Aim ▸ Images do not belong in the copy. Retype all the entries below exactly.

(Saved data entries)

* BEGIN *

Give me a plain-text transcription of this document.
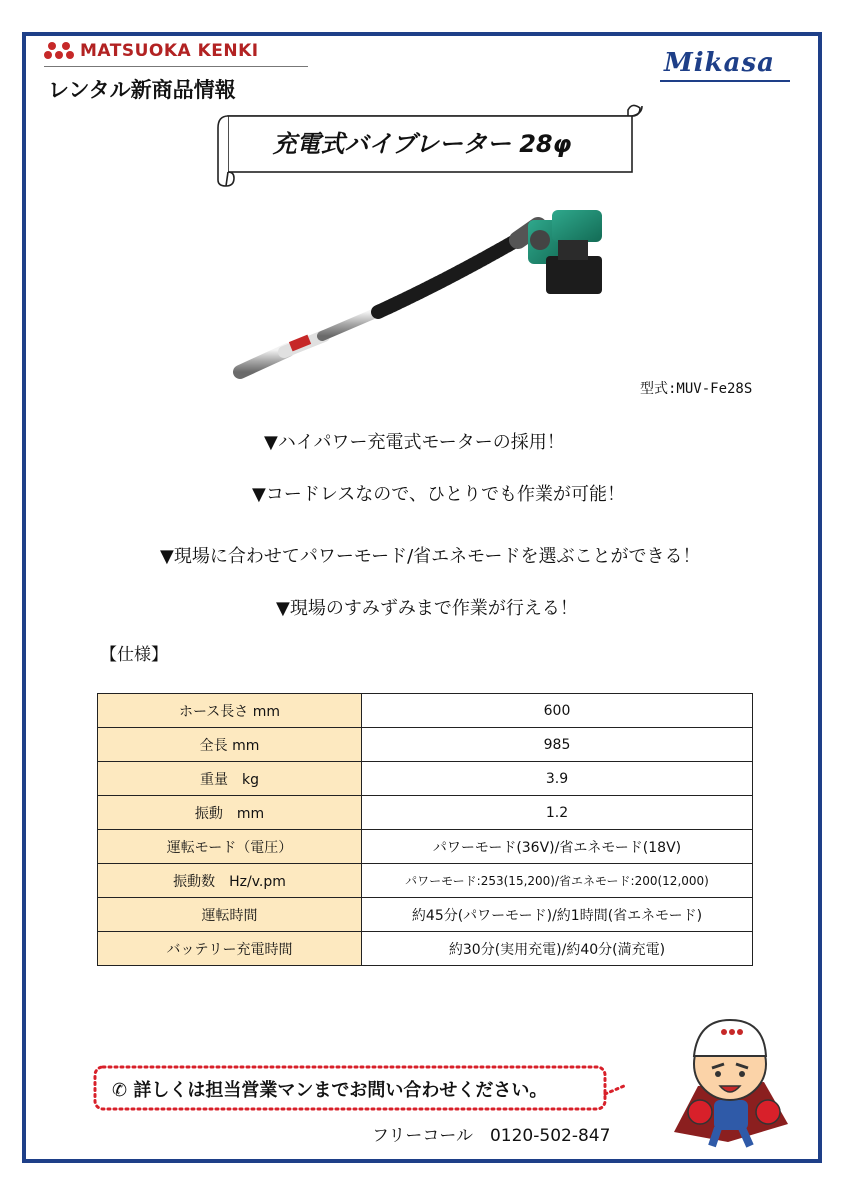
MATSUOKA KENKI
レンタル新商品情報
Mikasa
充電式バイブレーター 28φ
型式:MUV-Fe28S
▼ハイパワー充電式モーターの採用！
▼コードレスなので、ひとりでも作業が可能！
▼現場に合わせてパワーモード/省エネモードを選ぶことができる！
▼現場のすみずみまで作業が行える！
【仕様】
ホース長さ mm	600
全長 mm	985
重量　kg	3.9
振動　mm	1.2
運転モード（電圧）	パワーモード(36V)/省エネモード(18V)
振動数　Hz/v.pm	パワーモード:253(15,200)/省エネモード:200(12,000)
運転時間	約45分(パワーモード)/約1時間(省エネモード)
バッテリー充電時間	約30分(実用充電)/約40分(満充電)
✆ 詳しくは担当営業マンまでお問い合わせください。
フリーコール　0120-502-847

* END *

Task result ▸
Give me a plain-text transcription of this document.
MATSUOKA KENKI
レンタル新商品情報
Mikasa
充電式バイブレーター 28φ
型式:MUV-Fe28S
▼ハイパワー充電式モーターの採用！
▼コードレスなので、ひとりでも作業が可能！
▼現場に合わせてパワーモード/省エネモードを選ぶことができる！
▼現場のすみずみまで作業が行える！
【仕様】
ホース長さ mm	600
全長 mm	985
重量　kg	3.9
振動　mm	1.2
運転モード（電圧）	パワーモード(36V)/省エネモード(18V)
振動数　Hz/v.pm	パワーモード:253(15,200)/省エネモード:200(12,000)
運転時間	約45分(パワーモード)/約1時間(省エネモード)
バッテリー充電時間	約30分(実用充電)/約40分(満充電)
✆ 詳しくは担当営業マンまでお問い合わせください。
フリーコール　0120-502-847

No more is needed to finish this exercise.